■ Description of the task
Leave out any pictures and transcribe all other data below exactly.

------------

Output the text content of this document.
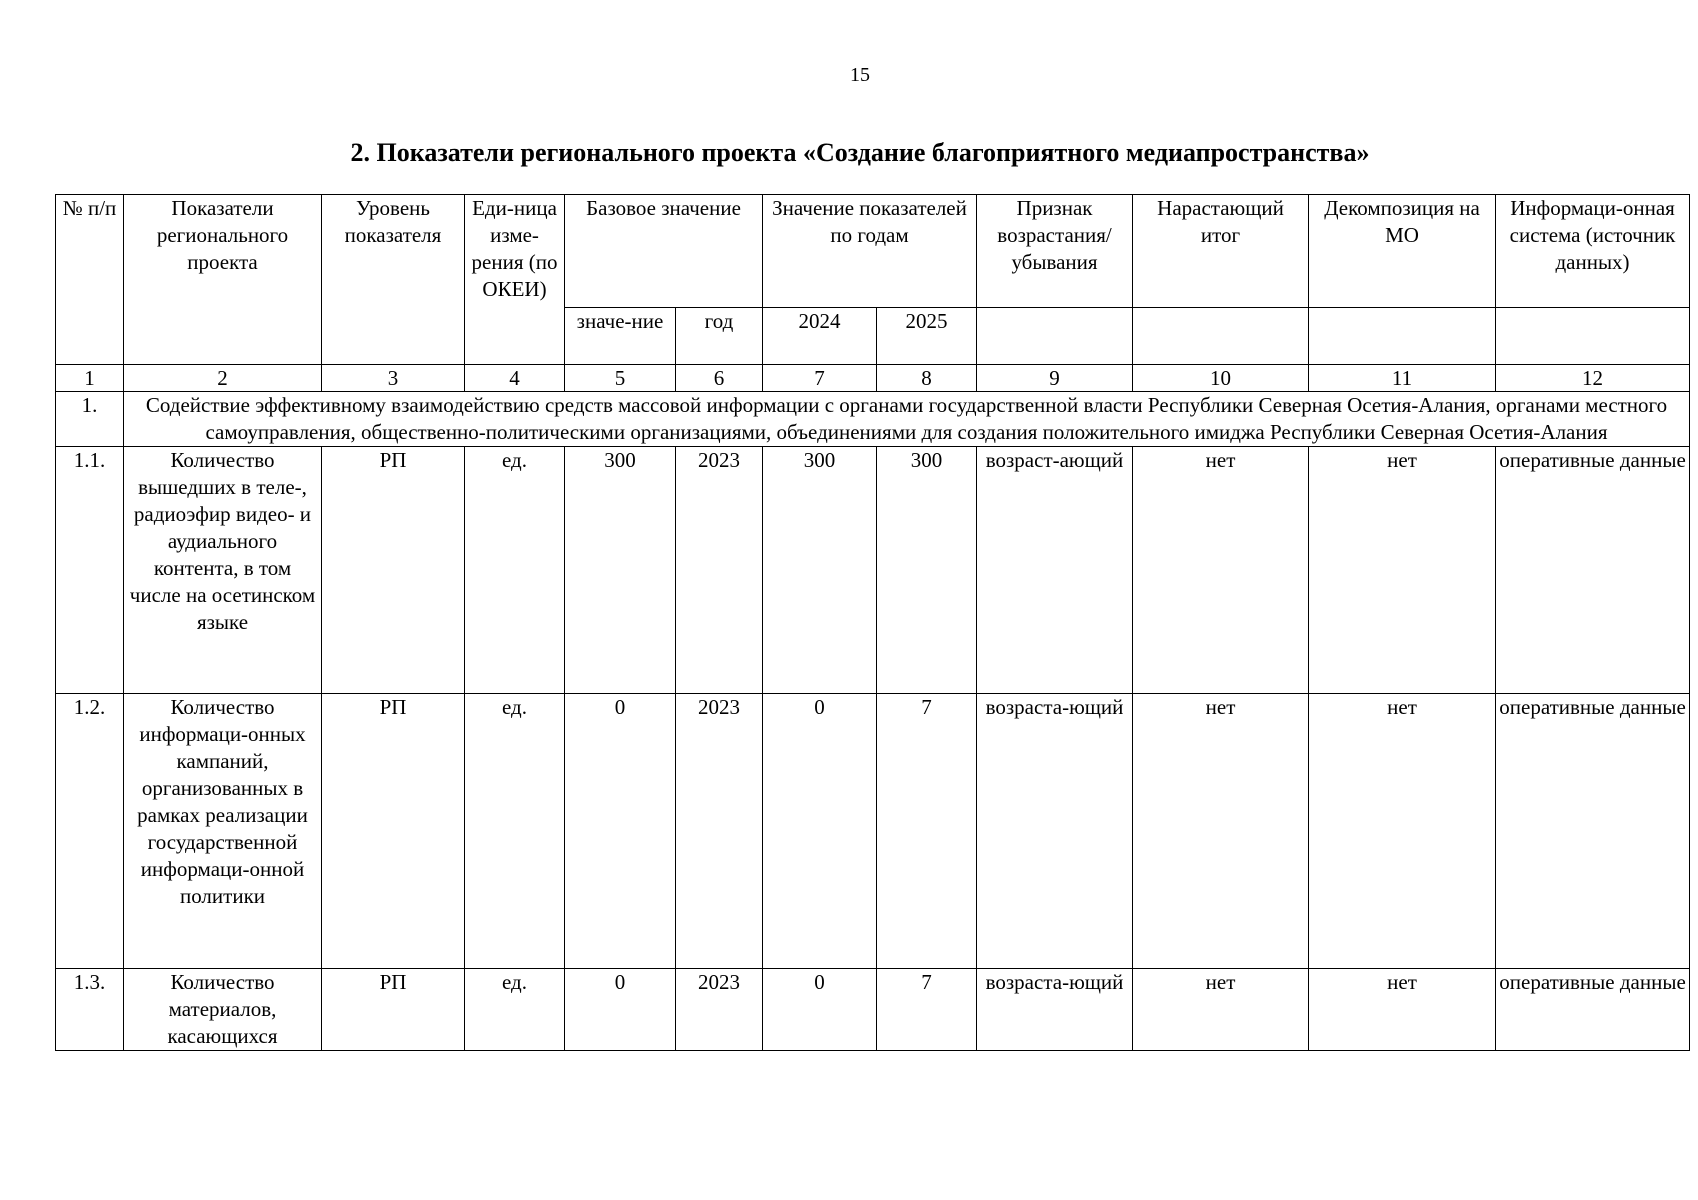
15
2. Показатели регионального проекта «Создание благоприятного медиапространства»
№ п/п	Показатели регионального проекта	Уровень показателя	Еди-ница изме-рения (по ОКЕИ)	Базовое значение		Значение показателей по годам		Признак возрастания/ убывания	Нарастающий итог	Декомпозиция на МО	Информаци-онная система (источник данных)
				значе-ние	год	2024	2025				
1	2	3	4	5	6	7	8	9	10	11	12
1.	Содействие эффективному взаимодействию средств массовой информации с органами государственной власти Республики Северная Осетия-Алания, органами местного самоуправления, общественно-политическими организациями, объединениями для создания положительного имиджа Республики Северная Осетия-Алания										
1.1.	Количество вышедших в теле-, радиоэфир видео- и аудиального контента, в том числе на осетинском языке	РП	ед.	300	2023	300	300	возраст-ающий	нет	нет	оперативные данные
1.2.	Количество информаци-онных кампаний, организованных в рамках реализации государственной информаци-онной политики	РП	ед.	0	2023	0	7	возраста-ющий	нет	нет	оперативные данные
1.3.	Количество материалов, касающихся	РП	ед.	0	2023	0	7	возраста-ющий	нет	нет	оперативные данные
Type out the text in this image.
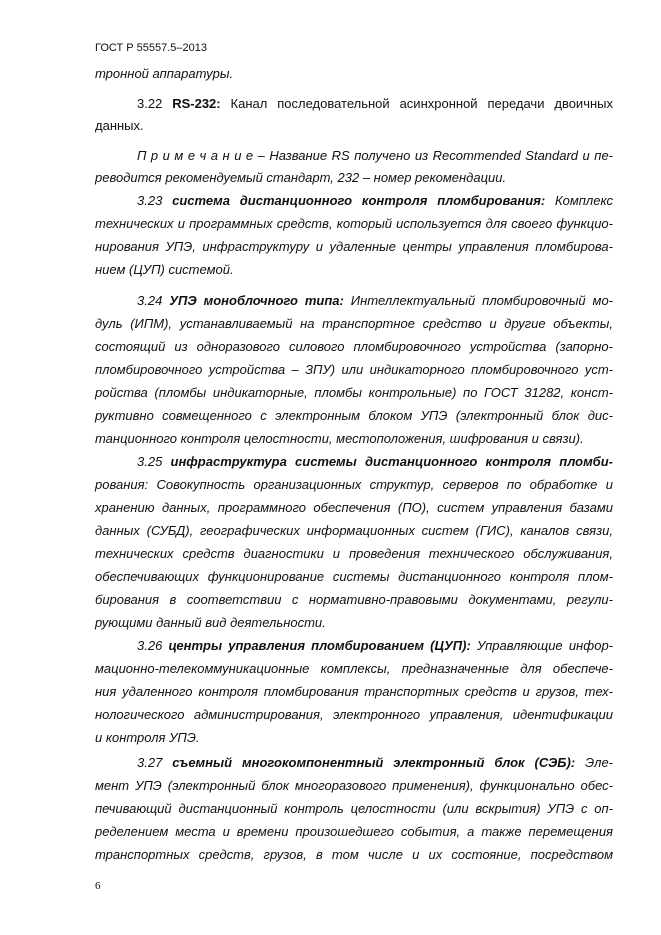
ГОСТ Р 55557.5–2013
тронной аппаратуры.
3.22 RS-232: Канал последовательной асинхронной передачи двоичных
данных.
П р и м е ч а н и е – Название RS получено из Recommended Standard и пе-
реводится рекомендуемый стандарт, 232 – номер рекомендации.
3.23 система дистанционного контроля пломбирования: Комплекс
технических и программных средств, который используется для своего функцио-
нирования УПЭ, инфраструктуру и удаленные центры управления пломбирова-
нием (ЦУП) системой.
3.24 УПЭ моноблочного типа: Интеллектуальный пломбировочный мо-
дуль (ИПМ), устанавливаемый на транспортное средство и другие объекты,
состоящий из одноразового силового пломбировочного устройства (запорно-
пломбировочного устройства – ЗПУ) или индикаторного пломбировочного уст-
ройства (пломбы индикаторные, пломбы контрольные) по ГОСТ 31282, конст-
руктивно совмещенного с электронным блоком УПЭ (электронный блок дис-
танционного контроля целостности, местоположения, шифрования и связи).
3.25 инфраструктура системы дистанционного контроля пломби-
рования: Совокупность организационных структур, серверов по обработке и
хранению данных, программного обеспечения (ПО), систем управления базами
данных (СУБД), географических информационных систем (ГИС), каналов связи,
технических средств диагностики и проведения технического обслуживания,
обеспечивающих функционирование системы дистанционного контроля плом-
бирования в соответствии с нормативно-правовыми документами, регули-
рующими данный вид деятельности.
3.26 центры управления пломбированием (ЦУП): Управляющие инфор-
мационно-телекоммуникационные комплексы, предназначенные для обеспече-
ния удаленного контроля пломбирования транспортных средств и грузов, тех-
нологического администрирования, электронного управления, идентификации
и контроля УПЭ.
3.27 съемный многокомпонентный электронный блок (СЭБ): Эле-
мент УПЭ (электронный блок многоразового применения), функционально обес-
печивающий дистанционный контроль целостности (или вскрытия) УПЭ с оп-
ределением места и времени произошедшего события, а также перемещения
транспортных средств, грузов, в том числе и их состояние, посредством
6
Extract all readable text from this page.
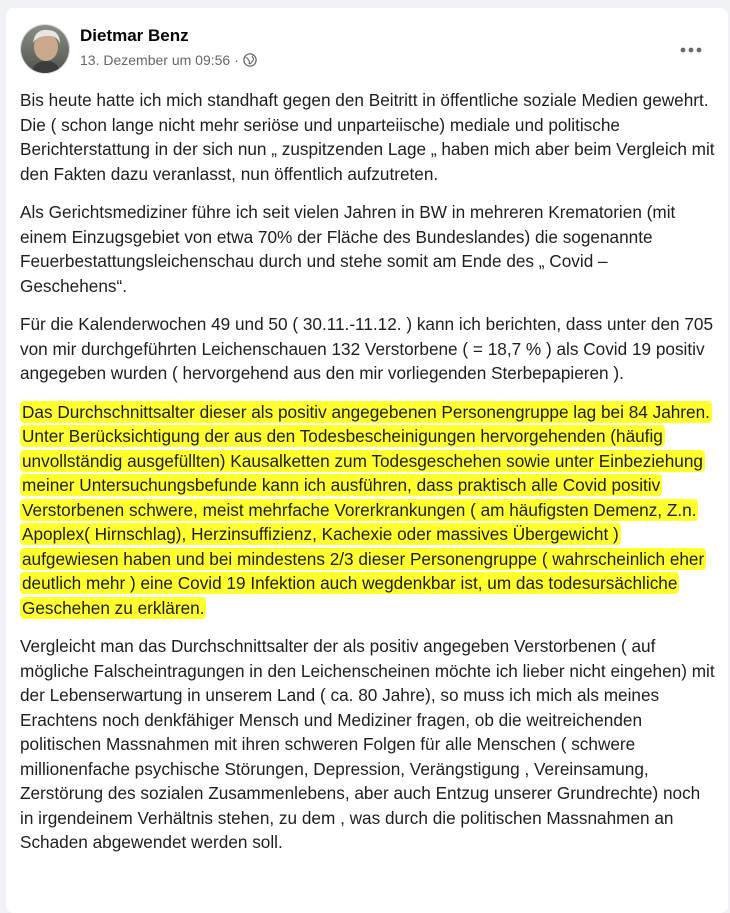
Dietmar Benz
13. Dezember um 09:56 ·

Bis heute hatte ich mich standhaft gegen den Beitritt in öffentliche soziale Medien gewehrt. Die ( schon lange nicht mehr seriöse und unparteiische) mediale und politische Berichterstattung in der sich nun „ zuspitzenden Lage „ haben mich aber beim Vergleich mit den Fakten dazu veranlasst, nun öffentlich aufzutreten.

Als Gerichtsmediziner führe ich seit vielen Jahren in BW in mehreren Krematorien (mit einem Einzugsgebiet von etwa 70% der Fläche des Bundeslandes) die sogenannte Feuerbestattungsleichenschau durch und stehe somit am Ende des „ Covid – Geschehens“.

Für die Kalenderwochen 49 und 50 ( 30.11.-11.12. ) kann ich berichten, dass unter den 705 von mir durchgeführten Leichenschauen 132 Verstorbene ( = 18,7 % ) als Covid 19 positiv angegeben wurden ( hervorgehend aus den mir vorliegenden Sterbepapieren ).

Das Durchschnittsalter dieser als positiv angegebenen Personengruppe lag bei 84 Jahren. Unter Berücksichtigung der aus den Todesbescheinigungen hervorgehenden (häufig unvollständig ausgefüllten) Kausalketten zum Todesgeschehen sowie unter Einbeziehung meiner Untersuchungsbefunde kann ich ausführen, dass praktisch alle Covid positiv Verstorbenen schwere, meist mehrfache Vorerkrankungen ( am häufigsten Demenz, Z.n. Apoplex( Hirnschlag), Herzinsuffizienz, Kachexie oder massives Übergewicht ) aufgewiesen haben und bei mindestens 2/3 dieser Personengruppe ( wahrscheinlich eher deutlich mehr ) eine Covid 19 Infektion auch wegdenkbar ist, um das todesursächliche Geschehen zu erklären.

Vergleicht man das Durchschnittsalter der als positiv angegeben Verstorbenen ( auf mögliche Falscheintragungen in den Leichenscheinen möchte ich lieber nicht eingehen) mit der Lebenserwartung in unserem Land ( ca. 80 Jahre), so muss ich mich als meines Erachtens noch denkfähiger Mensch und Mediziner fragen, ob die weitreichenden politischen Massnahmen mit ihren schweren Folgen für alle Menschen ( schwere millionenfache psychische Störungen, Depression, Verängstigung , Vereinsamung, Zerstörung des sozialen Zusammenlebens, aber auch Entzug unserer Grundrechte) noch in irgendeinem Verhältnis stehen, zu dem , was durch die politischen Massnahmen an Schaden abgewendet werden soll.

------------

■ Finished task
Output the text content of this document.
15
2. Показатели регионального проекта «Создание благоприятного медиапространства»
№ п/п	Показатели регионального проекта	Уровень показателя	Еди-ница изме-рения (по ОКЕИ)	Базовое значение		Значение показателей по годам		Признак возрастания/ убывания	Нарастающий итог	Декомпозиция на МО	Информаци-онная система (источник данных)
				значе-ние	год	2024	2025				
1	2	3	4	5	6	7	8	9	10	11	12
1.	Содействие эффективному взаимодействию средств массовой информации с органами государственной власти Республики Северная Осетия-Алания, органами местного самоуправления, общественно-политическими организациями, объединениями для создания положительного имиджа Республики Северная Осетия-Алания										
1.1.	Количество вышедших в теле-, радиоэфир видео- и аудиального контента, в том числе на осетинском языке	РП	ед.	300	2023	300	300	возраст-ающий	нет	нет	оперативные данные
1.2.	Количество информаци-онных кампаний, организованных в рамках реализации государственной информаци-онной политики	РП	ед.	0	2023	0	7	возраста-ющий	нет	нет	оперативные данные
1.3.	Количество материалов, касающихся	РП	ед.	0	2023	0	7	возраста-ющий	нет	нет	оперативные данные
Type out the text in this image.
ГОСТ Р 55557.5–2013
тронной аппаратуры.
3.22 RS-232: Канал последовательной асинхронной передачи двоичных
данных.
П р и м е ч а н и е – Название RS получено из Recommended Standard и пе-
реводится рекомендуемый стандарт, 232 – номер рекомендации.
3.23 система дистанционного контроля пломбирования: Комплекс
технических и программных средств, который используется для своего функцио-
нирования УПЭ, инфраструктуру и удаленные центры управления пломбирова-
нием (ЦУП) системой.
3.24 УПЭ моноблочного типа: Интеллектуальный пломбировочный мо-
дуль (ИПМ), устанавливаемый на транспортное средство и другие объекты,
состоящий из одноразового силового пломбировочного устройства (запорно-
пломбировочного устройства – ЗПУ) или индикаторного пломбировочного уст-
ройства (пломбы индикаторные, пломбы контрольные) по ГОСТ 31282, конст-
руктивно совмещенного с электронным блоком УПЭ (электронный блок дис-
танционного контроля целостности, местоположения, шифрования и связи).
3.25 инфраструктура системы дистанционного контроля пломби-
рования: Совокупность организационных структур, серверов по обработке и
хранению данных, программного обеспечения (ПО), систем управления базами
данных (СУБД), географических информационных систем (ГИС), каналов связи,
технических средств диагностики и проведения технического обслуживания,
обеспечивающих функционирование системы дистанционного контроля плом-
бирования в соответствии с нормативно-правовыми документами, регули-
рующими данный вид деятельности.
3.26 центры управления пломбированием (ЦУП): Управляющие инфор-
мационно-телекоммуникационные комплексы, предназначенные для обеспече-
ния удаленного контроля пломбирования транспортных средств и грузов, тех-
нологического администрирования, электронного управления, идентификации
и контроля УПЭ.
3.27 съемный многокомпонентный электронный блок (СЭБ): Эле-
мент УПЭ (электронный блок многоразового применения), функционально обес-
печивающий дистанционный контроль целостности (или вскрытия) УПЭ с оп-
ределением места и времени произошедшего события, а также перемещения
транспортных средств, грузов, в том числе и их состояние, посредством
6
Extract all readable text from this page.
Dietmar Benz
13. Dezember um 09:56 ·

Bis heute hatte ich mich standhaft gegen den Beitritt in öffentliche soziale Medien gewehrt. Die ( schon lange nicht mehr seriöse und unparteiische) mediale und politische Berichterstattung in der sich nun „ zuspitzenden Lage „ haben mich aber beim Vergleich mit den Fakten dazu veranlasst, nun öffentlich aufzutreten.

Als Gerichtsmediziner führe ich seit vielen Jahren in BW in mehreren Krematorien (mit einem Einzugsgebiet von etwa 70% der Fläche des Bundeslandes) die sogenannte Feuerbestattungsleichenschau durch und stehe somit am Ende des „ Covid – Geschehens“.

Für die Kalenderwochen 49 und 50 ( 30.11.-11.12. ) kann ich berichten, dass unter den 705 von mir durchgeführten Leichenschauen 132 Verstorbene ( = 18,7 % ) als Covid 19 positiv angegeben wurden ( hervorgehend aus den mir vorliegenden Sterbepapieren ).

Das Durchschnittsalter dieser als positiv angegebenen Personengruppe lag bei 84 Jahren. Unter Berücksichtigung der aus den Todesbescheinigungen hervorgehenden (häufig unvollständig ausgefüllten) Kausalketten zum Todesgeschehen sowie unter Einbeziehung meiner Untersuchungsbefunde kann ich ausführen, dass praktisch alle Covid positiv Verstorbenen schwere, meist mehrfache Vorerkrankungen ( am häufigsten Demenz, Z.n. Apoplex( Hirnschlag), Herzinsuffizienz, Kachexie oder massives Übergewicht ) aufgewiesen haben und bei mindestens 2/3 dieser Personengruppe ( wahrscheinlich eher deutlich mehr ) eine Covid 19 Infektion auch wegdenkbar ist, um das todesursächliche Geschehen zu erklären.

Vergleicht man das Durchschnittsalter der als positiv angegeben Verstorbenen ( auf mögliche Falscheintragungen in den Leichenscheinen möchte ich lieber nicht eingehen) mit der Lebenserwartung in unserem Land ( ca. 80 Jahre), so muss ich mich als meines Erachtens noch denkfähiger Mensch und Mediziner fragen, ob die weitreichenden politischen Massnahmen mit ihren schweren Folgen für alle Menschen ( schwere millionenfache psychische Störungen, Depression, Verängstigung , Vereinsamung, Zerstörung des sozialen Zusammenlebens, aber auch Entzug unserer Grundrechte) noch in irgendeinem Verhältnis stehen, zu dem , was durch die politischen Massnahmen an Schaden abgewendet werden soll.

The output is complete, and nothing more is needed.